Given request:
Lines that include the word "razmaka" are the ones to copy.

Records for the exercise:
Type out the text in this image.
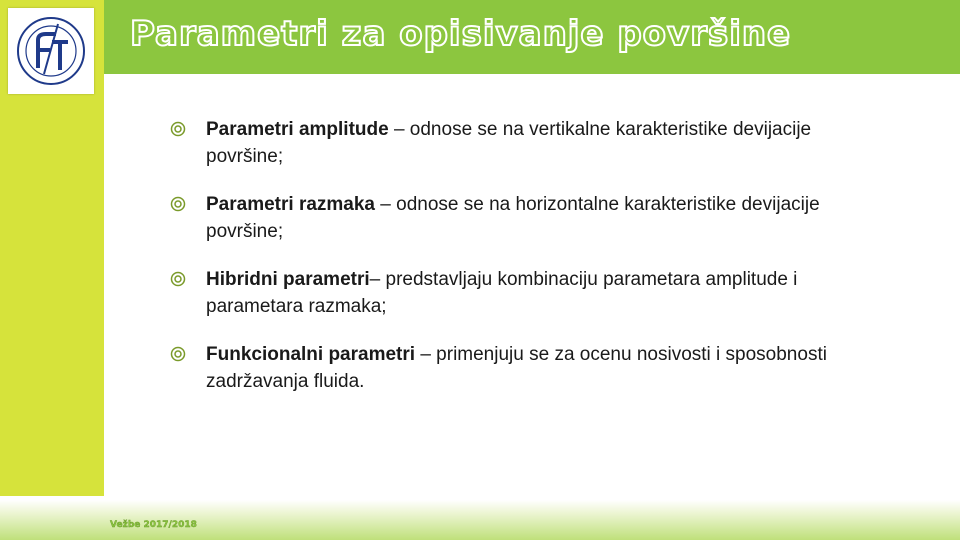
Parametri za opisivanje površine
Parametri amplitude – odnose se na vertikalne karakteristike devijacije površine;
Parametri razmaka – odnose se na horizontalne karakteristike devijacije površine;
Hibridni parametri– predstavljaju kombinaciju parametara amplitude i parametara razmaka;
Funkcionalni parametri – primenjuju se za ocenu nosivosti i sposobnosti zadržavanja fluida.
Vežbe 2017/2018
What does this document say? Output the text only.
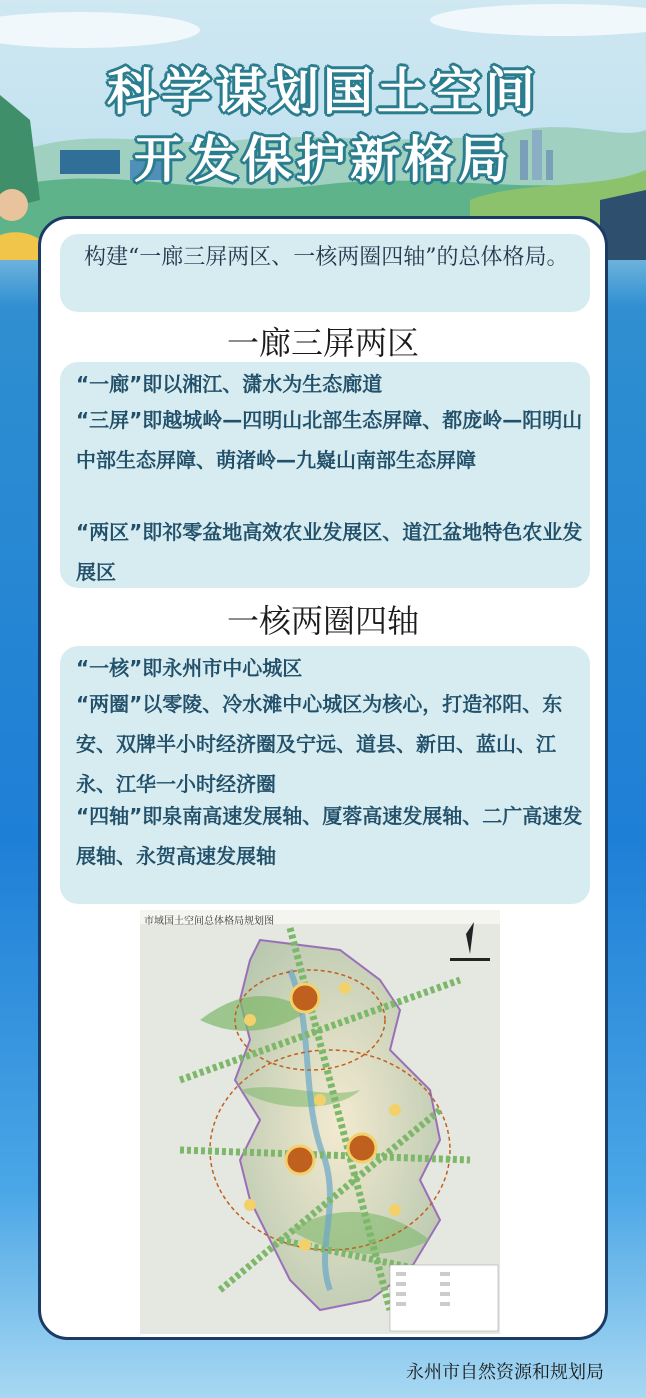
科学谋划国土空间
开发保护新格局
构建“一廊三屏两区、一核两圈四轴”的总体格局。
一廊三屏两区
“一廊”即以湘江、潇水为生态廊道
“三屏”即越城岭—四明山北部生态屏障、都庞岭—阳明山中部生态屏障、萌渚岭—九嶷山南部生态屏障
“两区”即祁零盆地高效农业发展区、道江盆地特色农业发展区
一核两圈四轴
“一核”即永州市中心城区
“两圈”以零陵、冷水滩中心城区为核心，打造祁阳、东安、双牌半小时经济圈及宁远、道县、新田、蓝山、江永、江华一小时经济圈
“四轴”即泉南高速发展轴、厦蓉高速发展轴、二广高速发展轴、永贺高速发展轴
市域国土空间总体格局规划图
永州市自然资源和规划局
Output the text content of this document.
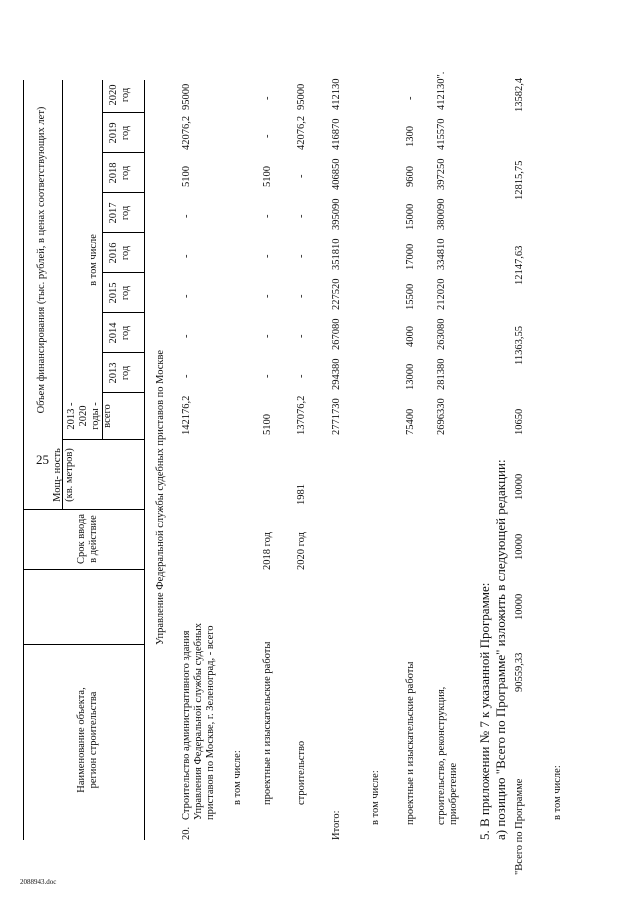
25
Наименование объекта, регион строительства
Срок ввода в действие
Мощ- ность (кв. метров)
Объем финансирования (тыс. рублей, в ценах соответствующих лет)
2013 - 2020 годы - всего
в том числе
2013 год
2014 год
2015 год
2016 год
2017 год
2018 год
2019 год
2020 год
Управление Федеральной службы судебных приставов по Москве
20.
Строительство административного здания Управления Федеральной службы судебных приставов по Москве, г. Зеленоград, - всего
142176,2
-
-
-
-
-
5100
42076,2
95000
в том числе: проектные и изыскательские работы
2018 год
5100
-
-
-
-
-
5100
-
-
строительство
2020 год
1981
137076,2
-
-
-
-
-
-
42076,2
95000
Итого:
2771730
294380
267080
227520
351810
395090
406850
416870
412130
в том числе: проектные и изыскательские работы
75400
13000
4000
15500
17000
15000
9600
1300
-
строительство, реконструкция, приобретение
2696330
281380
263080
212020
334810
380090
397250
415570
412130".
5. В приложении № 7 к указанной Программе: а) позицию "Всего по Программе" изложить в следующей редакции: "Всего по Программе
90559,33
10000
10000
10000
10650
11363,55
12147,63
12815,75
13582,4
в том числе:
2088943.doc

Finished answer:
Parametri razmaka – odnose se na horizontalne karakteristike devijacije površine;
Hibridni parametri– predstavljaju kombinaciju parametara amplitude i parametara razmaka;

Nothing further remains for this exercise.